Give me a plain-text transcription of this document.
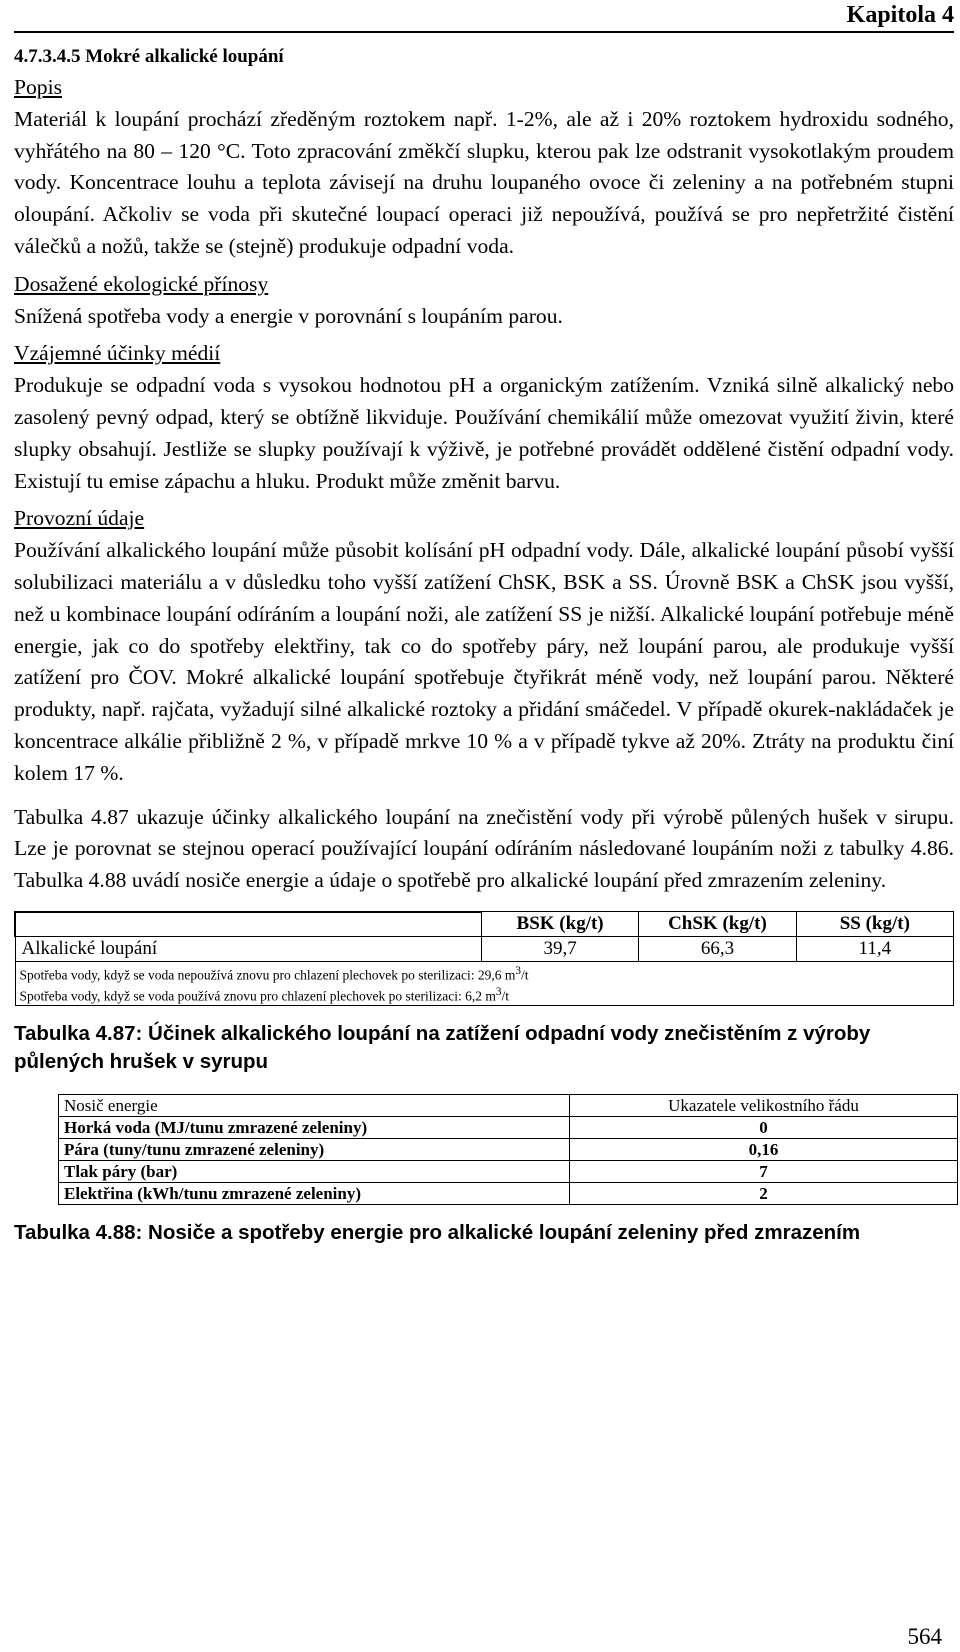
Kapitola 4
4.7.3.4.5 Mokré alkalické loupání
Popis

Materiál k loupání prochází zředěným roztokem např. 1-2%, ale až i 20% roztokem hydroxidu sodného, vyhřátého na 80 – 120 °C. Toto zpracování změkčí slupku, kterou pak lze odstranit vysokotlakým proudem vody. Koncentrace louhu a teplota závisejí na druhu loupaného ovoce či zeleniny a na potřebném stupni oloupání. Ačkoliv se voda při skutečné loupací operaci již nepoužívá, používá se pro nepřetržité čistění válečků a nožů, takže se (stejně) produkuje odpadní voda.

Dosažené ekologické přínosy

Snížená spotřeba vody a energie v porovnání s loupáním parou.

Vzájemné účinky médií

Produkuje se odpadní voda s vysokou hodnotou pH a organickým zatížením. Vzniká silně alkalický nebo zasolený pevný odpad, který se obtížně likviduje. Používání chemikálií může omezovat využití živin, které slupky obsahují. Jestliže se slupky používají k výživě, je potřebné provádět oddělené čistění odpadní vody. Existují tu emise zápachu a hluku. Produkt může změnit barvu.

Provozní údaje

Používání alkalického loupání může působit kolísání pH odpadní vody. Dále, alkalické loupání působí vyšší solubilizaci materiálu a v důsledku toho vyšší zatížení ChSK, BSK a SS. Úrovně BSK a ChSK jsou vyšší, než u kombinace loupání odíráním a loupání noži, ale zatížení SS je nižší. Alkalické loupání potřebuje méně energie, jak co do spotřeby elektřiny, tak co do spotřeby páry, než loupání parou, ale produkuje vyšší zatížení pro ČOV. Mokré alkalické loupání spotřebuje čtyřikrát méně vody, než loupání parou. Některé produkty, např. rajčata, vyžadují silné alkalické roztoky a přidání smáčedel. V případě okurek-nakládaček je koncentrace alkálie přibližně 2 %, v případě mrkve 10 % a v případě tykve až 20%. Ztráty na produktu činí kolem 17 %.

Tabulka 4.87 ukazuje účinky alkalického loupání na znečistění vody při výrobě půlených hušek v sirupu. Lze je porovnat se stejnou operací používající loupání odíráním následované loupáním noži z tabulky 4.86. Tabulka 4.88 uvádí nosiče energie a údaje o spotřebě pro alkalické loupání před zmrazením zeleniny.

	BSK (kg/t)	ChSK (kg/t)	SS (kg/t)
Alkalické loupání	39,7	66,3	11,4
Spotřeba vody, když se voda nepoužívá znovu pro chlazení plechovek po sterilizaci: 29,6 $m^3/t$
Spotřeba vody, když se voda používá znovu pro chlazení plechovek po sterilizaci: 6,2 $m^3/t$			
Tabulka 4.87: Účinek alkalického loupání na zatížení odpadní vody znečistěním z výroby půlených hrušek v syrupu
Nosič energie	Ukazatele velikostního řádu
Horká voda (MJ/tunu zmrazené zeleniny)	0
Pára (tuny/tunu zmrazené zeleniny)	0,16
Tlak páry (bar)	7
Elektřina (kWh/tunu zmrazené zeleniny)	2
Tabulka 4.88: Nosiče a spotřeby energie pro alkalické loupání zeleniny před zmrazením
564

§ WORK REQUIRED: Each record above should be copied character for character, with pictures dropped.

§ ANSWER TO THIS TASK:
Give me a plain-text transcription of this document.
Kapitola 4
4.7.3.4.5 Mokré alkalické loupání
Popis

Materiál k loupání prochází zředěným roztokem např. 1-2%, ale až i 20% roztokem hydroxidu sodného, vyhřátého na 80 – 120 °C. Toto zpracování změkčí slupku, kterou pak lze odstranit vysokotlakým proudem vody. Koncentrace louhu a teplota závisejí na druhu loupaného ovoce či zeleniny a na potřebném stupni oloupání. Ačkoliv se voda při skutečné loupací operaci již nepoužívá, používá se pro nepřetržité čistění válečků a nožů, takže se (stejně) produkuje odpadní voda.

Dosažené ekologické přínosy

Snížená spotřeba vody a energie v porovnání s loupáním parou.

Vzájemné účinky médií

Produkuje se odpadní voda s vysokou hodnotou pH a organickým zatížením. Vzniká silně alkalický nebo zasolený pevný odpad, který se obtížně likviduje. Používání chemikálií může omezovat využití živin, které slupky obsahují. Jestliže se slupky používají k výživě, je potřebné provádět oddělené čistění odpadní vody. Existují tu emise zápachu a hluku. Produkt může změnit barvu.

Provozní údaje

Používání alkalického loupání může působit kolísání pH odpadní vody. Dále, alkalické loupání působí vyšší solubilizaci materiálu a v důsledku toho vyšší zatížení ChSK, BSK a SS. Úrovně BSK a ChSK jsou vyšší, než u kombinace loupání odíráním a loupání noži, ale zatížení SS je nižší. Alkalické loupání potřebuje méně energie, jak co do spotřeby elektřiny, tak co do spotřeby páry, než loupání parou, ale produkuje vyšší zatížení pro ČOV. Mokré alkalické loupání spotřebuje čtyřikrát méně vody, než loupání parou. Některé produkty, např. rajčata, vyžadují silné alkalické roztoky a přidání smáčedel. V případě okurek-nakládaček je koncentrace alkálie přibližně 2 %, v případě mrkve 10 % a v případě tykve až 20%. Ztráty na produktu činí kolem 17 %.

Tabulka 4.87 ukazuje účinky alkalického loupání na znečistění vody při výrobě půlených hušek v sirupu. Lze je porovnat se stejnou operací používající loupání odíráním následované loupáním noži z tabulky 4.86. Tabulka 4.88 uvádí nosiče energie a údaje o spotřebě pro alkalické loupání před zmrazením zeleniny.

	BSK (kg/t)	ChSK (kg/t)	SS (kg/t)
Alkalické loupání	39,7	66,3	11,4
Spotřeba vody, když se voda nepoužívá znovu pro chlazení plechovek po sterilizaci: 29,6 $m^3/t$
Spotřeba vody, když se voda používá znovu pro chlazení plechovek po sterilizaci: 6,2 $m^3/t$			
Tabulka 4.87: Účinek alkalického loupání na zatížení odpadní vody znečistěním z výroby půlených hrušek v syrupu
Nosič energie	Ukazatele velikostního řádu
Horká voda (MJ/tunu zmrazené zeleniny)	0
Pára (tuny/tunu zmrazené zeleniny)	0,16
Tlak páry (bar)	7
Elektřina (kWh/tunu zmrazené zeleniny)	2
Tabulka 4.88: Nosiče a spotřeby energie pro alkalické loupání zeleniny před zmrazením
564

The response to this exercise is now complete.